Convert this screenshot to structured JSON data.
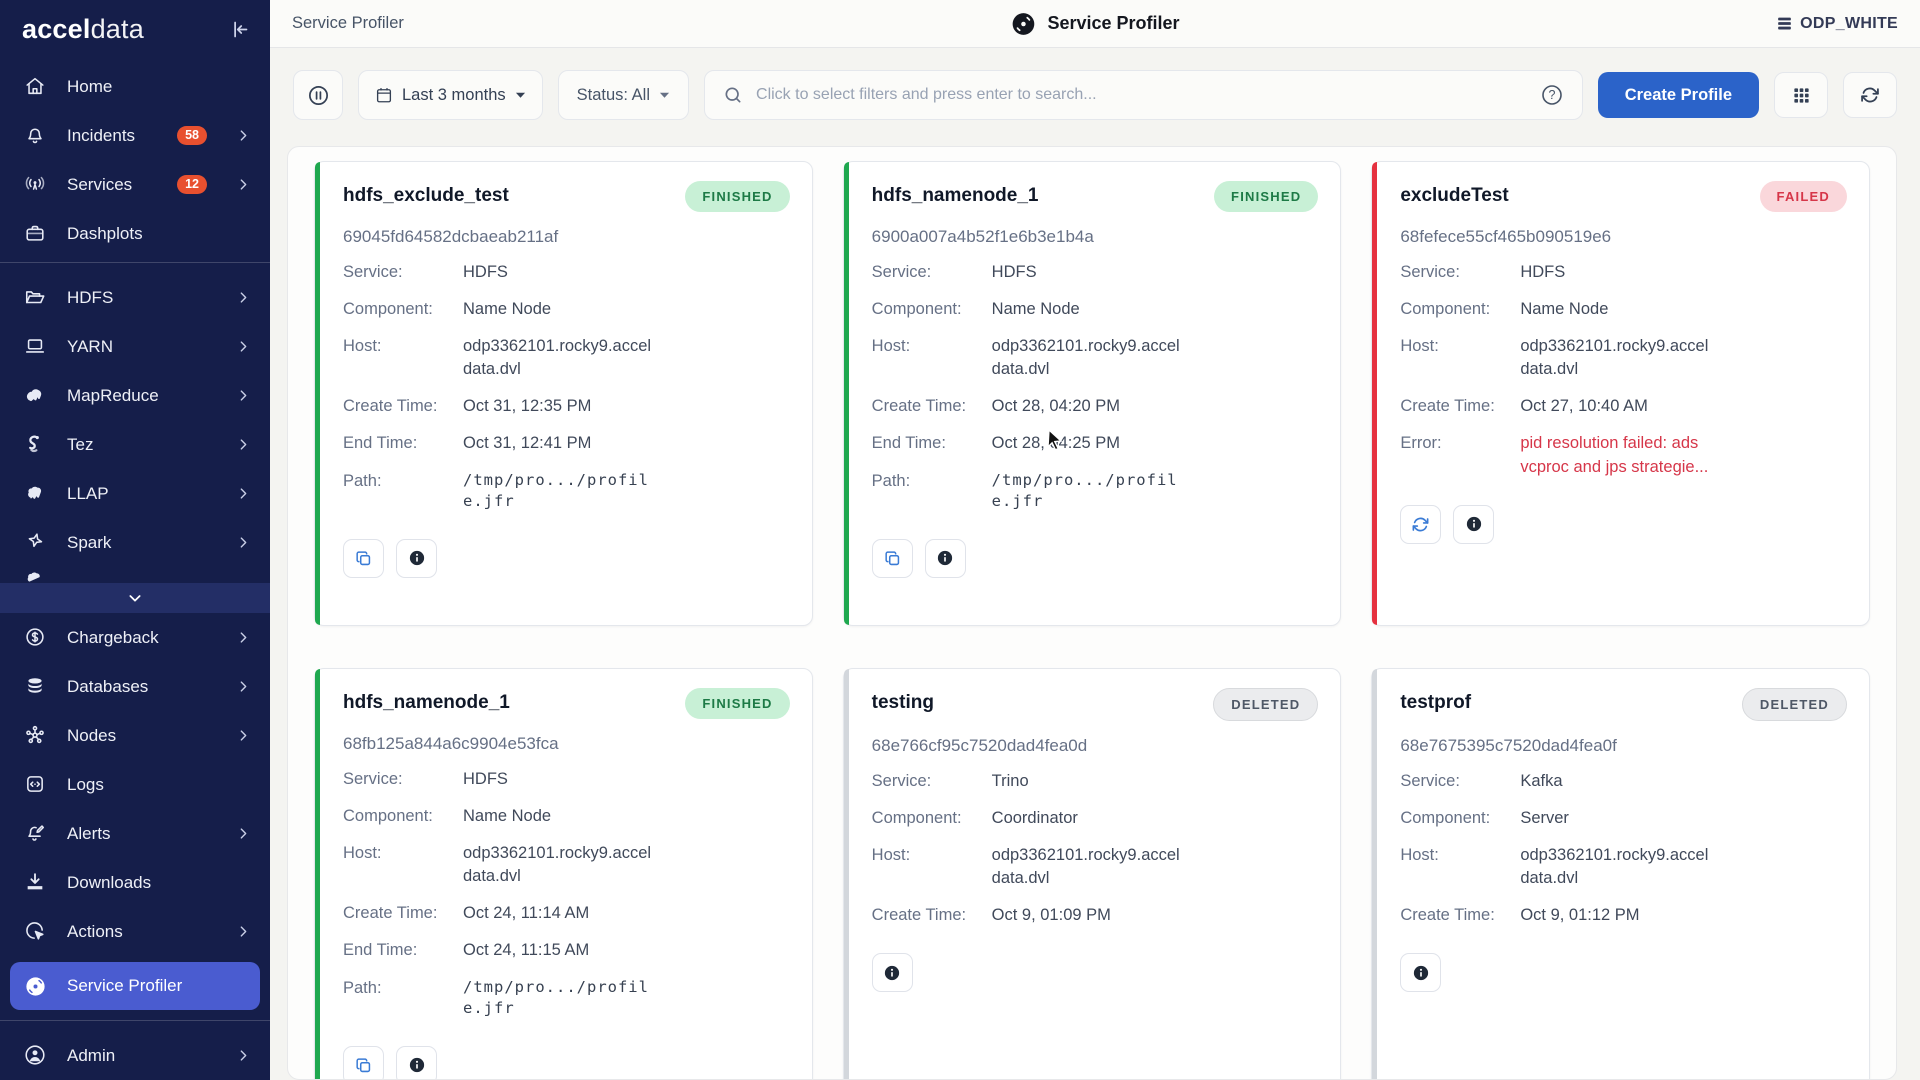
{
  "brand": {
    "bold": "accel",
    "light": "data"
  },
  "colors": {
    "sidebar_bg": "#151e4a",
    "selected_bg": "#4a5cd0",
    "badge_bg": "#e8502f",
    "accent": "#2b63c9",
    "finished_bg": "#c8f0d6",
    "finished_text": "#1d7a46",
    "failed_bg": "#fad7db",
    "failed_text": "#d63649",
    "deleted_bg": "#ebecee",
    "deleted_text": "#4e5766",
    "stripe_finished": "#1fa84f",
    "stripe_failed": "#e5313f",
    "stripe_deleted": "#d3d7dc",
    "error_text": "#d63649"
  },
  "sidebar": {
    "items": [
      {
        "id": "home",
        "label": "Home",
        "icon": "home-icon"
      },
      {
        "id": "incidents",
        "label": "Incidents",
        "icon": "bell-icon",
        "badge": "58",
        "chevron": true
      },
      {
        "id": "services",
        "label": "Services",
        "icon": "broadcast-icon",
        "badge": "12",
        "chevron": true
      },
      {
        "id": "dashplots",
        "label": "Dashplots",
        "icon": "briefcase-icon"
      },
      {
        "type": "divider"
      },
      {
        "id": "hdfs",
        "label": "HDFS",
        "icon": "folder-open-icon",
        "chevron": true
      },
      {
        "id": "yarn",
        "label": "YARN",
        "icon": "laptop-icon",
        "chevron": true
      },
      {
        "id": "mapreduce",
        "label": "MapReduce",
        "icon": "elephant-icon",
        "chevron": true
      },
      {
        "id": "tez",
        "label": "Tez",
        "icon": "seahorse-icon",
        "chevron": true
      },
      {
        "id": "llap",
        "label": "LLAP",
        "icon": "llap-icon",
        "chevron": true
      },
      {
        "id": "spark",
        "label": "Spark",
        "icon": "spark-icon",
        "chevron": true
      },
      {
        "type": "partial",
        "icon": "partial-service-icon"
      },
      {
        "type": "expand",
        "icon": "chevron-down-icon"
      },
      {
        "id": "chargeback",
        "label": "Chargeback",
        "icon": "dollar-circle-icon",
        "chevron": true
      },
      {
        "id": "databases",
        "label": "Databases",
        "icon": "database-icon",
        "chevron": true
      },
      {
        "id": "nodes",
        "label": "Nodes",
        "icon": "nodes-icon",
        "chevron": true
      },
      {
        "id": "logs",
        "label": "Logs",
        "icon": "code-file-icon"
      },
      {
        "id": "alerts",
        "label": "Alerts",
        "icon": "bell-edit-icon",
        "chevron": true
      },
      {
        "id": "downloads",
        "label": "Downloads",
        "icon": "download-icon"
      },
      {
        "id": "actions",
        "label": "Actions",
        "icon": "cursor-click-icon",
        "chevron": true
      },
      {
        "id": "service-profiler",
        "label": "Service Profiler",
        "icon": "disc-icon",
        "selected": true
      },
      {
        "type": "divider2"
      },
      {
        "id": "admin",
        "label": "Admin",
        "icon": "person-circle-icon",
        "chevron": true
      }
    ]
  },
  "header": {
    "breadcrumb": "Service Profiler",
    "title": "Service Profiler",
    "cluster": "ODP_WHITE"
  },
  "toolbar": {
    "time_filter": "Last 3 months",
    "status_filter": "Status: All",
    "search_placeholder": "Click to select filters and press enter to search...",
    "create_label": "Create Profile"
  },
  "cards": [
    {
      "title": "hdfs_exclude_test",
      "status": "FINISHED",
      "status_type": "finished",
      "id": "69045fd64582dcbaeab211af",
      "fields": [
        {
          "label": "Service:",
          "value": "HDFS"
        },
        {
          "label": "Component:",
          "value": "Name Node"
        },
        {
          "label": "Host:",
          "value": "odp3362101.rocky9.accel\ndata.dvl"
        },
        {
          "label": "Create Time:",
          "value": "Oct 31, 12:35 PM"
        },
        {
          "label": "End Time:",
          "value": "Oct 31, 12:41 PM"
        },
        {
          "label": "Path:",
          "value": "/tmp/pro.../profil\ne.jfr",
          "style": "mono"
        }
      ],
      "actions": [
        "copy",
        "info"
      ]
    },
    {
      "title": "hdfs_namenode_1",
      "status": "FINISHED",
      "status_type": "finished",
      "id": "6900a007a4b52f1e6b3e1b4a",
      "fields": [
        {
          "label": "Service:",
          "value": "HDFS"
        },
        {
          "label": "Component:",
          "value": "Name Node"
        },
        {
          "label": "Host:",
          "value": "odp3362101.rocky9.accel\ndata.dvl"
        },
        {
          "label": "Create Time:",
          "value": "Oct 28, 04:20 PM"
        },
        {
          "label": "End Time:",
          "value": "Oct 28, 04:25 PM"
        },
        {
          "label": "Path:",
          "value": "/tmp/pro.../profil\ne.jfr",
          "style": "mono"
        }
      ],
      "actions": [
        "copy",
        "info"
      ]
    },
    {
      "title": "excludeTest",
      "status": "FAILED",
      "status_type": "failed",
      "id": "68fefece55cf465b090519e6",
      "fields": [
        {
          "label": "Service:",
          "value": "HDFS"
        },
        {
          "label": "Component:",
          "value": "Name Node"
        },
        {
          "label": "Host:",
          "value": "odp3362101.rocky9.accel\ndata.dvl"
        },
        {
          "label": "Create Time:",
          "value": "Oct 27, 10:40 AM"
        },
        {
          "label": "Error:",
          "value": "pid resolution failed: ads\nvcproc and jps strategie...",
          "style": "error"
        }
      ],
      "actions": [
        "retry",
        "info"
      ]
    },
    {
      "title": "hdfs_namenode_1",
      "status": "FINISHED",
      "status_type": "finished",
      "id": "68fb125a844a6c9904e53fca",
      "fields": [
        {
          "label": "Service:",
          "value": "HDFS"
        },
        {
          "label": "Component:",
          "value": "Name Node"
        },
        {
          "label": "Host:",
          "value": "odp3362101.rocky9.accel\ndata.dvl"
        },
        {
          "label": "Create Time:",
          "value": "Oct 24, 11:14 AM"
        },
        {
          "label": "End Time:",
          "value": "Oct 24, 11:15 AM"
        },
        {
          "label": "Path:",
          "value": "/tmp/pro.../profil\ne.jfr",
          "style": "mono"
        }
      ],
      "actions": [
        "copy",
        "info"
      ]
    },
    {
      "title": "testing",
      "status": "DELETED",
      "status_type": "deleted",
      "id": "68e766cf95c7520dad4fea0d",
      "fields": [
        {
          "label": "Service:",
          "value": "Trino"
        },
        {
          "label": "Component:",
          "value": "Coordinator"
        },
        {
          "label": "Host:",
          "value": "odp3362101.rocky9.accel\ndata.dvl"
        },
        {
          "label": "Create Time:",
          "value": "Oct 9, 01:09 PM"
        }
      ],
      "actions": [
        "info"
      ]
    },
    {
      "title": "testprof",
      "status": "DELETED",
      "status_type": "deleted",
      "id": "68e7675395c7520dad4fea0f",
      "fields": [
        {
          "label": "Service:",
          "value": "Kafka"
        },
        {
          "label": "Component:",
          "value": "Server"
        },
        {
          "label": "Host:",
          "value": "odp3362101.rocky9.accel\ndata.dvl"
        },
        {
          "label": "Create Time:",
          "value": "Oct 9, 01:12 PM"
        }
      ],
      "actions": [
        "info"
      ]
    }
  ]
}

WHAT YOU SHOULD DO: The records above must be printed exactly; the pictures stay out.

FINAL RESULT:
Convert this screenshot to structured JSON data.
{
  "brand": {
    "bold": "accel",
    "light": "data"
  },
  "colors": {
    "sidebar_bg": "#151e4a",
    "selected_bg": "#4a5cd0",
    "badge_bg": "#e8502f",
    "accent": "#2b63c9",
    "finished_bg": "#c8f0d6",
    "finished_text": "#1d7a46",
    "failed_bg": "#fad7db",
    "failed_text": "#d63649",
    "deleted_bg": "#ebecee",
    "deleted_text": "#4e5766",
    "stripe_finished": "#1fa84f",
    "stripe_failed": "#e5313f",
    "stripe_deleted": "#d3d7dc",
    "error_text": "#d63649"
  },
  "sidebar": {
    "items": [
      {
        "id": "home",
        "label": "Home",
        "icon": "home-icon"
      },
      {
        "id": "incidents",
        "label": "Incidents",
        "icon": "bell-icon",
        "badge": "58",
        "chevron": true
      },
      {
        "id": "services",
        "label": "Services",
        "icon": "broadcast-icon",
        "badge": "12",
        "chevron": true
      },
      {
        "id": "dashplots",
        "label": "Dashplots",
        "icon": "briefcase-icon"
      },
      {
        "type": "divider"
      },
      {
        "id": "hdfs",
        "label": "HDFS",
        "icon": "folder-open-icon",
        "chevron": true
      },
      {
        "id": "yarn",
        "label": "YARN",
        "icon": "laptop-icon",
        "chevron": true
      },
      {
        "id": "mapreduce",
        "label": "MapReduce",
        "icon": "elephant-icon",
        "chevron": true
      },
      {
        "id": "tez",
        "label": "Tez",
        "icon": "seahorse-icon",
        "chevron": true
      },
      {
        "id": "llap",
        "label": "LLAP",
        "icon": "llap-icon",
        "chevron": true
      },
      {
        "id": "spark",
        "label": "Spark",
        "icon": "spark-icon",
        "chevron": true
      },
      {
        "type": "partial",
        "icon": "partial-service-icon"
      },
      {
        "type": "expand",
        "icon": "chevron-down-icon"
      },
      {
        "id": "chargeback",
        "label": "Chargeback",
        "icon": "dollar-circle-icon",
        "chevron": true
      },
      {
        "id": "databases",
        "label": "Databases",
        "icon": "database-icon",
        "chevron": true
      },
      {
        "id": "nodes",
        "label": "Nodes",
        "icon": "nodes-icon",
        "chevron": true
      },
      {
        "id": "logs",
        "label": "Logs",
        "icon": "code-file-icon"
      },
      {
        "id": "alerts",
        "label": "Alerts",
        "icon": "bell-edit-icon",
        "chevron": true
      },
      {
        "id": "downloads",
        "label": "Downloads",
        "icon": "download-icon"
      },
      {
        "id": "actions",
        "label": "Actions",
        "icon": "cursor-click-icon",
        "chevron": true
      },
      {
        "id": "service-profiler",
        "label": "Service Profiler",
        "icon": "disc-icon",
        "selected": true
      },
      {
        "type": "divider2"
      },
      {
        "id": "admin",
        "label": "Admin",
        "icon": "person-circle-icon",
        "chevron": true
      }
    ]
  },
  "header": {
    "breadcrumb": "Service Profiler",
    "title": "Service Profiler",
    "cluster": "ODP_WHITE"
  },
  "toolbar": {
    "time_filter": "Last 3 months",
    "status_filter": "Status: All",
    "search_placeholder": "Click to select filters and press enter to search...",
    "create_label": "Create Profile"
  },
  "cards": [
    {
      "title": "hdfs_exclude_test",
      "status": "FINISHED",
      "status_type": "finished",
      "id": "69045fd64582dcbaeab211af",
      "fields": [
        {
          "label": "Service:",
          "value": "HDFS"
        },
        {
          "label": "Component:",
          "value": "Name Node"
        },
        {
          "label": "Host:",
          "value": "odp3362101.rocky9.accel\ndata.dvl"
        },
        {
          "label": "Create Time:",
          "value": "Oct 31, 12:35 PM"
        },
        {
          "label": "End Time:",
          "value": "Oct 31, 12:41 PM"
        },
        {
          "label": "Path:",
          "value": "/tmp/pro.../profil\ne.jfr",
          "style": "mono"
        }
      ],
      "actions": [
        "copy",
        "info"
      ]
    },
    {
      "title": "hdfs_namenode_1",
      "status": "FINISHED",
      "status_type": "finished",
      "id": "6900a007a4b52f1e6b3e1b4a",
      "fields": [
        {
          "label": "Service:",
          "value": "HDFS"
        },
        {
          "label": "Component:",
          "value": "Name Node"
        },
        {
          "label": "Host:",
          "value": "odp3362101.rocky9.accel\ndata.dvl"
        },
        {
          "label": "Create Time:",
          "value": "Oct 28, 04:20 PM"
        },
        {
          "label": "End Time:",
          "value": "Oct 28, 04:25 PM"
        },
        {
          "label": "Path:",
          "value": "/tmp/pro.../profil\ne.jfr",
          "style": "mono"
        }
      ],
      "actions": [
        "copy",
        "info"
      ]
    },
    {
      "title": "excludeTest",
      "status": "FAILED",
      "status_type": "failed",
      "id": "68fefece55cf465b090519e6",
      "fields": [
        {
          "label": "Service:",
          "value": "HDFS"
        },
        {
          "label": "Component:",
          "value": "Name Node"
        },
        {
          "label": "Host:",
          "value": "odp3362101.rocky9.accel\ndata.dvl"
        },
        {
          "label": "Create Time:",
          "value": "Oct 27, 10:40 AM"
        },
        {
          "label": "Error:",
          "value": "pid resolution failed: ads\nvcproc and jps strategie...",
          "style": "error"
        }
      ],
      "actions": [
        "retry",
        "info"
      ]
    },
    {
      "title": "hdfs_namenode_1",
      "status": "FINISHED",
      "status_type": "finished",
      "id": "68fb125a844a6c9904e53fca",
      "fields": [
        {
          "label": "Service:",
          "value": "HDFS"
        },
        {
          "label": "Component:",
          "value": "Name Node"
        },
        {
          "label": "Host:",
          "value": "odp3362101.rocky9.accel\ndata.dvl"
        },
        {
          "label": "Create Time:",
          "value": "Oct 24, 11:14 AM"
        },
        {
          "label": "End Time:",
          "value": "Oct 24, 11:15 AM"
        },
        {
          "label": "Path:",
          "value": "/tmp/pro.../profil\ne.jfr",
          "style": "mono"
        }
      ],
      "actions": [
        "copy",
        "info"
      ]
    },
    {
      "title": "testing",
      "status": "DELETED",
      "status_type": "deleted",
      "id": "68e766cf95c7520dad4fea0d",
      "fields": [
        {
          "label": "Service:",
          "value": "Trino"
        },
        {
          "label": "Component:",
          "value": "Coordinator"
        },
        {
          "label": "Host:",
          "value": "odp3362101.rocky9.accel\ndata.dvl"
        },
        {
          "label": "Create Time:",
          "value": "Oct 9, 01:09 PM"
        }
      ],
      "actions": [
        "info"
      ]
    },
    {
      "title": "testprof",
      "status": "DELETED",
      "status_type": "deleted",
      "id": "68e7675395c7520dad4fea0f",
      "fields": [
        {
          "label": "Service:",
          "value": "Kafka"
        },
        {
          "label": "Component:",
          "value": "Server"
        },
        {
          "label": "Host:",
          "value": "odp3362101.rocky9.accel\ndata.dvl"
        },
        {
          "label": "Create Time:",
          "value": "Oct 9, 01:12 PM"
        }
      ],
      "actions": [
        "info"
      ]
    }
  ]
}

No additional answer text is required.